▸ **Problem description**: Reproduce each line of the material precisely.

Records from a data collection
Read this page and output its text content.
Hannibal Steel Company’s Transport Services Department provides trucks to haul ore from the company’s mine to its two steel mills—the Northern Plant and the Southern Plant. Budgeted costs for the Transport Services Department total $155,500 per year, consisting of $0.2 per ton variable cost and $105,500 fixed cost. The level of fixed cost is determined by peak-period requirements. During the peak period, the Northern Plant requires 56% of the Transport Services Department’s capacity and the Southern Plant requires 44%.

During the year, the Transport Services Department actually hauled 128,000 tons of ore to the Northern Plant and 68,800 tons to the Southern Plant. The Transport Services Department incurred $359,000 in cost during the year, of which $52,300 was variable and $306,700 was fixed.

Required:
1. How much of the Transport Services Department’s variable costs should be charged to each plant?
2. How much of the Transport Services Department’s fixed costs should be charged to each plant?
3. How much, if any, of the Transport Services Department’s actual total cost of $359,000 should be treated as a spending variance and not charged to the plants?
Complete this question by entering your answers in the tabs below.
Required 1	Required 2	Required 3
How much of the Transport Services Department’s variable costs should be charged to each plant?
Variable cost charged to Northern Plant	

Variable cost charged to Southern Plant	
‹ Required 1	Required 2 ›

▸ **Right answer**:
Read this page and output its text content.
Hannibal Steel Company’s Transport Services Department provides trucks to haul ore from the company’s mine to its two steel mills—the Northern Plant and the Southern Plant. Budgeted costs for the Transport Services Department total $155,500 per year, consisting of $0.2 per ton variable cost and $105,500 fixed cost. The level of fixed cost is determined by peak-period requirements. During the peak period, the Northern Plant requires 56% of the Transport Services Department’s capacity and the Southern Plant requires 44%.

During the year, the Transport Services Department actually hauled 128,000 tons of ore to the Northern Plant and 68,800 tons to the Southern Plant. The Transport Services Department incurred $359,000 in cost during the year, of which $52,300 was variable and $306,700 was fixed.

Required:
1. How much of the Transport Services Department’s variable costs should be charged to each plant?
2. How much of the Transport Services Department’s fixed costs should be charged to each plant?
3. How much, if any, of the Transport Services Department’s actual total cost of $359,000 should be treated as a spending variance and not charged to the plants?
Complete this question by entering your answers in the tabs below.
Required 1	Required 2	Required 3
How much of the Transport Services Department’s variable costs should be charged to each plant?
Variable cost charged to Northern Plant	

Variable cost charged to Southern Plant	
‹ Required 1	Required 2 ›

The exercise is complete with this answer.